__Task goal__:
Restate the full set of records exactly, word for word.

-- -- --

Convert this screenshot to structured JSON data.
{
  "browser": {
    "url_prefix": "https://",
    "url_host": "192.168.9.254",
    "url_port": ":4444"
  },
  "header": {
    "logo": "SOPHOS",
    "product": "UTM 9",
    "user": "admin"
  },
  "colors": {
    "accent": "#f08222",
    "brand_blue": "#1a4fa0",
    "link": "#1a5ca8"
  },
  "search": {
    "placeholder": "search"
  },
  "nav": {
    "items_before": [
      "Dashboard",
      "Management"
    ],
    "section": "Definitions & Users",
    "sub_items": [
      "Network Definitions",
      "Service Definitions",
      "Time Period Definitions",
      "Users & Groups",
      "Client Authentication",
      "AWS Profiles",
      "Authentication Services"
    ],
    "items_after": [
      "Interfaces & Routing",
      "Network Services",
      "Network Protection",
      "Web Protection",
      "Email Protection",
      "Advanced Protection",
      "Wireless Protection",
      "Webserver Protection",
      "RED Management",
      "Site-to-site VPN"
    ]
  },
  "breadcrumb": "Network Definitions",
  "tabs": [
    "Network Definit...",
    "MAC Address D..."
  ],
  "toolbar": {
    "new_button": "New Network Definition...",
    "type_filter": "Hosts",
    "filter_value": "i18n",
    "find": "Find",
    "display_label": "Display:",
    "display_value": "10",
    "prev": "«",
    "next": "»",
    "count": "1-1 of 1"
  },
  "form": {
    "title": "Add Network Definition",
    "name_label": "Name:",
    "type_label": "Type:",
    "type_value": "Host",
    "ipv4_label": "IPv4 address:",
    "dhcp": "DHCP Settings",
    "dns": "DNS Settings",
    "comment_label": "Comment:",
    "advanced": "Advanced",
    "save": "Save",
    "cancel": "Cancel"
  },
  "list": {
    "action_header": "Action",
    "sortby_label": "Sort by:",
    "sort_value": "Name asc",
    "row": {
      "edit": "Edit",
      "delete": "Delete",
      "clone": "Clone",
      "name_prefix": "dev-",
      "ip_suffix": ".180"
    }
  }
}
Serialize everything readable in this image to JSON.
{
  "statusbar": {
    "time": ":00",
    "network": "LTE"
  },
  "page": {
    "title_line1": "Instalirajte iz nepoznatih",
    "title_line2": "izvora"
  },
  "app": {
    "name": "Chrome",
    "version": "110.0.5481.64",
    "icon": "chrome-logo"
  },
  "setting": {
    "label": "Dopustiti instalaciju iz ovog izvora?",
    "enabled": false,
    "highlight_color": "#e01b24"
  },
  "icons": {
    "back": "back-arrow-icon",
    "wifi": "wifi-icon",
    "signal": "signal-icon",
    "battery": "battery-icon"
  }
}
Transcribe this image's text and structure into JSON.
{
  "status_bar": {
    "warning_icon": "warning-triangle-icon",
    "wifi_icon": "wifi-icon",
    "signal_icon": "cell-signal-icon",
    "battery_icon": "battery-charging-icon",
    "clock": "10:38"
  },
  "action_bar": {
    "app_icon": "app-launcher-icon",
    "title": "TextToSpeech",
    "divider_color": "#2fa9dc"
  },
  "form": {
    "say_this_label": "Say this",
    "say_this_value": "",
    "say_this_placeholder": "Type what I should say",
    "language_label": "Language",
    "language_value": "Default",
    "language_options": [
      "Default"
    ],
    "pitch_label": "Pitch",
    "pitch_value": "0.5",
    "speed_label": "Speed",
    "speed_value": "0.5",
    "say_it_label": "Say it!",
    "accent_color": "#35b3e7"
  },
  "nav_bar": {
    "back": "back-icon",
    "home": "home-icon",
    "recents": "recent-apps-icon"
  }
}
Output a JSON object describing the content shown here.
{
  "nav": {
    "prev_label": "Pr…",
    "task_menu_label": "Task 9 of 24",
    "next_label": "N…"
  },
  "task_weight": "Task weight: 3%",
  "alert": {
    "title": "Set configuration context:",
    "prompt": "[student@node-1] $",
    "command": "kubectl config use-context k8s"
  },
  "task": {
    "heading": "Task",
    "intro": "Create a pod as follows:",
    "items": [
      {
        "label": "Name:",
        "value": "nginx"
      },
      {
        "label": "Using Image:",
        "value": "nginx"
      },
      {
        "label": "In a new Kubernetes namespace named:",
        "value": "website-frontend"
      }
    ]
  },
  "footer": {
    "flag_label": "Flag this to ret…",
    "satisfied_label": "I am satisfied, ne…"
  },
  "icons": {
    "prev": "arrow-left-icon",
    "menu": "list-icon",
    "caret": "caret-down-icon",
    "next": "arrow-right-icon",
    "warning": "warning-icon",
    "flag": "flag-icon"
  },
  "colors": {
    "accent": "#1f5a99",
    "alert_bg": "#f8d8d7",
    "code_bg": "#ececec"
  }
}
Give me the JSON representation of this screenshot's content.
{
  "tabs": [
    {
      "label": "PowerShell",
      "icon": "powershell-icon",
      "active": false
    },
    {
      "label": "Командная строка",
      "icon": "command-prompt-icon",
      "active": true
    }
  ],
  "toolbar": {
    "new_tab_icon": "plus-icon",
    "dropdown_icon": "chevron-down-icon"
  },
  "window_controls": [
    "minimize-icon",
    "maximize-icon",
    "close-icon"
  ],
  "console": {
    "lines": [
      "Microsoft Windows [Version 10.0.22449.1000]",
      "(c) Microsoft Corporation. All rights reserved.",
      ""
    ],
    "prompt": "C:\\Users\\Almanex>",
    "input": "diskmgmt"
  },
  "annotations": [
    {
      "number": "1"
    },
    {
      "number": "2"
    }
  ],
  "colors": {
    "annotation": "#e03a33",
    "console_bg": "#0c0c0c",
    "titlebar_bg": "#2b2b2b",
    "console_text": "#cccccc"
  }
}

-- -- --

__Written response__:
Convert this screenshot to structured JSON data.
{
  "browser": {
    "url_prefix": "https://",
    "url_host": "192.168.9.254",
    "url_port": ":4444"
  },
  "header": {
    "logo": "SOPHOS",
    "product": "UTM 9",
    "user": "admin"
  },
  "colors": {
    "accent": "#f08222",
    "brand_blue": "#1a4fa0",
    "link": "#1a5ca8"
  },
  "search": {
    "placeholder": "search"
  },
  "nav": {
    "items_before": [
      "Dashboard",
      "Management"
    ],
    "section": "Definitions & Users",
    "sub_items": [
      "Network Definitions",
      "Service Definitions",
      "Time Period Definitions",
      "Users & Groups",
      "Client Authentication",
      "AWS Profiles",
      "Authentication Services"
    ],
    "items_after": [
      "Interfaces & Routing",
      "Network Services",
      "Network Protection",
      "Web Protection",
      "Email Protection",
      "Advanced Protection",
      "Wireless Protection",
      "Webserver Protection",
      "RED Management",
      "Site-to-site VPN"
    ]
  },
  "breadcrumb": "Network Definitions",
  "tabs": [
    "Network Definit...",
    "MAC Address D..."
  ],
  "toolbar": {
    "new_button": "New Network Definition...",
    "type_filter": "Hosts",
    "filter_value": "i18n",
    "find": "Find",
    "display_label": "Display:",
    "display_value": "10",
    "prev": "«",
    "next": "»",
    "count": "1-1 of 1"
  },
  "form": {
    "title": "Add Network Definition",
    "name_label": "Name:",
    "type_label": "Type:",
    "type_value": "Host",
    "ipv4_label": "IPv4 address:",
    "dhcp": "DHCP Settings",
    "dns": "DNS Settings",
    "comment_label": "Comment:",
    "advanced": "Advanced",
    "save": "Save",
    "cancel": "Cancel"
  },
  "list": {
    "action_header": "Action",
    "sortby_label": "Sort by:",
    "sort_value": "Name asc",
    "row": {
      "edit": "Edit",
      "delete": "Delete",
      "clone": "Clone",
      "name_prefix": "dev-",
      "ip_suffix": ".180"
    }
  }
}
Serialize everything readable in this image to JSON.
{
  "statusbar": {
    "time": ":00",
    "network": "LTE"
  },
  "page": {
    "title_line1": "Instalirajte iz nepoznatih",
    "title_line2": "izvora"
  },
  "app": {
    "name": "Chrome",
    "version": "110.0.5481.64",
    "icon": "chrome-logo"
  },
  "setting": {
    "label": "Dopustiti instalaciju iz ovog izvora?",
    "enabled": false,
    "highlight_color": "#e01b24"
  },
  "icons": {
    "back": "back-arrow-icon",
    "wifi": "wifi-icon",
    "signal": "signal-icon",
    "battery": "battery-icon"
  }
}
Transcribe this image's text and structure into JSON.
{
  "status_bar": {
    "warning_icon": "warning-triangle-icon",
    "wifi_icon": "wifi-icon",
    "signal_icon": "cell-signal-icon",
    "battery_icon": "battery-charging-icon",
    "clock": "10:38"
  },
  "action_bar": {
    "app_icon": "app-launcher-icon",
    "title": "TextToSpeech",
    "divider_color": "#2fa9dc"
  },
  "form": {
    "say_this_label": "Say this",
    "say_this_value": "",
    "say_this_placeholder": "Type what I should say",
    "language_label": "Language",
    "language_value": "Default",
    "language_options": [
      "Default"
    ],
    "pitch_label": "Pitch",
    "pitch_value": "0.5",
    "speed_label": "Speed",
    "speed_value": "0.5",
    "say_it_label": "Say it!",
    "accent_color": "#35b3e7"
  },
  "nav_bar": {
    "back": "back-icon",
    "home": "home-icon",
    "recents": "recent-apps-icon"
  }
}
Output a JSON object describing the content shown here.
{
  "nav": {
    "prev_label": "Pr…",
    "task_menu_label": "Task 9 of 24",
    "next_label": "N…"
  },
  "task_weight": "Task weight: 3%",
  "alert": {
    "title": "Set configuration context:",
    "prompt": "[student@node-1] $",
    "command": "kubectl config use-context k8s"
  },
  "task": {
    "heading": "Task",
    "intro": "Create a pod as follows:",
    "items": [
      {
        "label": "Name:",
        "value": "nginx"
      },
      {
        "label": "Using Image:",
        "value": "nginx"
      },
      {
        "label": "In a new Kubernetes namespace named:",
        "value": "website-frontend"
      }
    ]
  },
  "footer": {
    "flag_label": "Flag this to ret…",
    "satisfied_label": "I am satisfied, ne…"
  },
  "icons": {
    "prev": "arrow-left-icon",
    "menu": "list-icon",
    "caret": "caret-down-icon",
    "next": "arrow-right-icon",
    "warning": "warning-icon",
    "flag": "flag-icon"
  },
  "colors": {
    "accent": "#1f5a99",
    "alert_bg": "#f8d8d7",
    "code_bg": "#ececec"
  }
}
Give me the JSON representation of this screenshot's content.
{
  "tabs": [
    {
      "label": "PowerShell",
      "icon": "powershell-icon",
      "active": false
    },
    {
      "label": "Командная строка",
      "icon": "command-prompt-icon",
      "active": true
    }
  ],
  "toolbar": {
    "new_tab_icon": "plus-icon",
    "dropdown_icon": "chevron-down-icon"
  },
  "window_controls": [
    "minimize-icon",
    "maximize-icon",
    "close-icon"
  ],
  "console": {
    "lines": [
      "Microsoft Windows [Version 10.0.22449.1000]",
      "(c) Microsoft Corporation. All rights reserved.",
      ""
    ],
    "prompt": "C:\\Users\\Almanex>",
    "input": "diskmgmt"
  },
  "annotations": [
    {
      "number": "1"
    },
    {
      "number": "2"
    }
  ],
  "colors": {
    "annotation": "#e03a33",
    "console_bg": "#0c0c0c",
    "titlebar_bg": "#2b2b2b",
    "console_text": "#cccccc"
  }
}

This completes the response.